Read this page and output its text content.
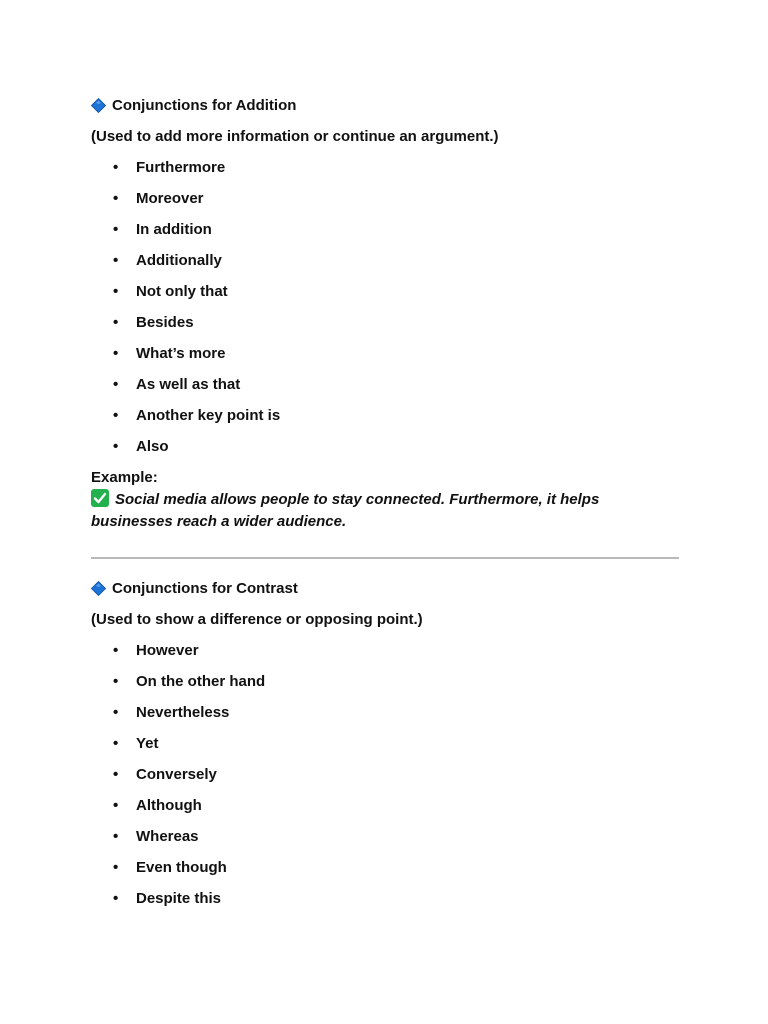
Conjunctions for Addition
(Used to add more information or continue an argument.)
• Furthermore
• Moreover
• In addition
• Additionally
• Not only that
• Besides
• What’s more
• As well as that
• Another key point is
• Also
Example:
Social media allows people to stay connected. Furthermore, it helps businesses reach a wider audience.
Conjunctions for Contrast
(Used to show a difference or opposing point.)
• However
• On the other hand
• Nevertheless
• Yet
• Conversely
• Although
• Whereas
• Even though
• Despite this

• • • • •

» PROBLEM REQUIREMENTS
Every line should be retyped exactly, with the pictures omitted.

» CORRECT OUTPUT
Read this page and output its text content.
Conjunctions for Addition
(Used to add more information or continue an argument.)
• Furthermore
• Moreover
• In addition
• Additionally
• Not only that
• Besides
• What’s more
• As well as that
• Another key point is
• Also
Example:
Social media allows people to stay connected. Furthermore, it helps businesses reach a wider audience.
Conjunctions for Contrast
(Used to show a difference or opposing point.)
• However
• On the other hand
• Nevertheless
• Yet
• Conversely
• Although
• Whereas
• Even though
• Despite this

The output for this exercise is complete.